> **GIVEN PROBLEM**
From the entries below, extract every line that includes the word "Diensten".

==== RECORDS SHOWN

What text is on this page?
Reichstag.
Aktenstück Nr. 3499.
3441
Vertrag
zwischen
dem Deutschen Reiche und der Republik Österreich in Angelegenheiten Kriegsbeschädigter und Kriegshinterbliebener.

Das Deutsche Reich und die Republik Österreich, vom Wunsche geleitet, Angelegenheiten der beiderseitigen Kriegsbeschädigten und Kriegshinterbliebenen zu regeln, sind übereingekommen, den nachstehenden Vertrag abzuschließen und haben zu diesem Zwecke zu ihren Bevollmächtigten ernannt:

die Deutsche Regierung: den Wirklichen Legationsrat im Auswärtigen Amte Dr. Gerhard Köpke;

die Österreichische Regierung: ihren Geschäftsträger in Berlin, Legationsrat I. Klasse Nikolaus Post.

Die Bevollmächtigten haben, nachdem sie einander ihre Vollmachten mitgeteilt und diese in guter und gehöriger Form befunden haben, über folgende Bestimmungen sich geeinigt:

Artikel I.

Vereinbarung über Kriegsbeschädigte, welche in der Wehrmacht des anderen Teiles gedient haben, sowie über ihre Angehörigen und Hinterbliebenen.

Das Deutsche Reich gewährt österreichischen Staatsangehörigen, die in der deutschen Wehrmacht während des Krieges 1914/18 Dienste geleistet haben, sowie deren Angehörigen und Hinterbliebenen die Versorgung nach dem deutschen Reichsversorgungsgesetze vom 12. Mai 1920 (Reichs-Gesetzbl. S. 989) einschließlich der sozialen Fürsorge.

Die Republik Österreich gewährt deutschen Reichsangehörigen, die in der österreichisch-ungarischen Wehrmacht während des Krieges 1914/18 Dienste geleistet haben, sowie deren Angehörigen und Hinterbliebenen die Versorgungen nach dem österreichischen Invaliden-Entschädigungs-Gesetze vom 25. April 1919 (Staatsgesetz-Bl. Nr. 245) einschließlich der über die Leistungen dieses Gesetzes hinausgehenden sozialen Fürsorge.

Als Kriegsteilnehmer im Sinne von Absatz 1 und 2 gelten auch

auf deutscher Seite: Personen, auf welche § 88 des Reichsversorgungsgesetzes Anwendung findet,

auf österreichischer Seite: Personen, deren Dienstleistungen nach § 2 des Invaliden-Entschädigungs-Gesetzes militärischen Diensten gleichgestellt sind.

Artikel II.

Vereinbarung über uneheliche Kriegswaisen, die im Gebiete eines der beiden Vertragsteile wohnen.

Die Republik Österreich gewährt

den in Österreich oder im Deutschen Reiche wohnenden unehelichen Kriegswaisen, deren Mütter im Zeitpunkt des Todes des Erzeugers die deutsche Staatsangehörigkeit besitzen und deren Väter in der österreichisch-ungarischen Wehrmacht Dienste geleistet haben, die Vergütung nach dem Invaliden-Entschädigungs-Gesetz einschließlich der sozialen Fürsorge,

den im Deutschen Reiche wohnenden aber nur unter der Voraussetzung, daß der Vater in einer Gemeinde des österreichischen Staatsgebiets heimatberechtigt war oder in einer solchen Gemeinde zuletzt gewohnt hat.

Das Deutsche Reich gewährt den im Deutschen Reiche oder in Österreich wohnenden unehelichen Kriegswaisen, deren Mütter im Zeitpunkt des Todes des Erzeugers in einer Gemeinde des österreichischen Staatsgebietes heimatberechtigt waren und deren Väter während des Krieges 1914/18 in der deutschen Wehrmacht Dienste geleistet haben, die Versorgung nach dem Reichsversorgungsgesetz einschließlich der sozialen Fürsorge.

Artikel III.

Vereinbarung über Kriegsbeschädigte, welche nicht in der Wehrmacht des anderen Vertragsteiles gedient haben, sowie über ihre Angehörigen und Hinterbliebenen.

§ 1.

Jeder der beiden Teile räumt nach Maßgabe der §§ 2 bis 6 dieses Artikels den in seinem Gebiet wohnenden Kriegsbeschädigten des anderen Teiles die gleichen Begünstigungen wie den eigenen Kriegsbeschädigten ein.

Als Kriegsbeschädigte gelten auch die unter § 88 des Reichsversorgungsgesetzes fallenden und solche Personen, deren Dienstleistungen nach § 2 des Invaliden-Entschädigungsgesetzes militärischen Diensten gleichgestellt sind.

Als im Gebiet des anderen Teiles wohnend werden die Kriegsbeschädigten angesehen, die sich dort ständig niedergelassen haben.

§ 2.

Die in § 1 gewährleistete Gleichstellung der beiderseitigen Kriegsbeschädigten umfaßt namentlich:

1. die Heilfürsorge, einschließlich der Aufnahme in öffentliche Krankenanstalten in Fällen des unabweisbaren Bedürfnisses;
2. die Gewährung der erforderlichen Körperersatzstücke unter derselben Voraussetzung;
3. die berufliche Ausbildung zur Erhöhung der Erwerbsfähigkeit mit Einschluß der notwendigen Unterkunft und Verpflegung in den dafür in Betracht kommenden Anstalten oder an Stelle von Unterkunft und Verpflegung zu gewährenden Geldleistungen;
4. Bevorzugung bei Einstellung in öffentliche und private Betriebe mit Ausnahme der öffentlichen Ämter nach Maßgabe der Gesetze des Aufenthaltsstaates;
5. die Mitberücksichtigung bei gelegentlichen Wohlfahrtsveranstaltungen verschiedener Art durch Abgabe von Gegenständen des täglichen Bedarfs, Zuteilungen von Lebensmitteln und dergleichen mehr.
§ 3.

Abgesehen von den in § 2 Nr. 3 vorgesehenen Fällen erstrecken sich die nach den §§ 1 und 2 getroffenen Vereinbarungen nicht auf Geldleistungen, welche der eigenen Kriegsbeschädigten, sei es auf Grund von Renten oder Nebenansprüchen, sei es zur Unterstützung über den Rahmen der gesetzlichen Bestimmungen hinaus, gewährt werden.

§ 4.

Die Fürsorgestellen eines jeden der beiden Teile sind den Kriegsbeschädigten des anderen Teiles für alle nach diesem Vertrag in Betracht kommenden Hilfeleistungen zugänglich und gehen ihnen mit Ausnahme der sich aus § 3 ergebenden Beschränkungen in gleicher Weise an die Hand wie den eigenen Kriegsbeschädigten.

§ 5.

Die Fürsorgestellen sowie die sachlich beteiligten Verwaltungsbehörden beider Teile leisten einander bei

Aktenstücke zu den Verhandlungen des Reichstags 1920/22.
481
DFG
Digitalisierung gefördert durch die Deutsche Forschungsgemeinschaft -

========

> **SOLUTION FOR THIS TASK**
auf österreichischer Seite: Personen, deren Dienstleistungen nach § 2 des Invaliden-Entschädigungs-Gesetzes militärischen Diensten gleichgestellt sind.
Als Kriegsbeschädigte gelten auch die unter § 88 des Reichsversorgungsgesetzes fallenden und solche Personen, deren Dienstleistungen nach § 2 des Invaliden-Entschädigungsgesetzes militärischen Diensten gleichgestellt sind.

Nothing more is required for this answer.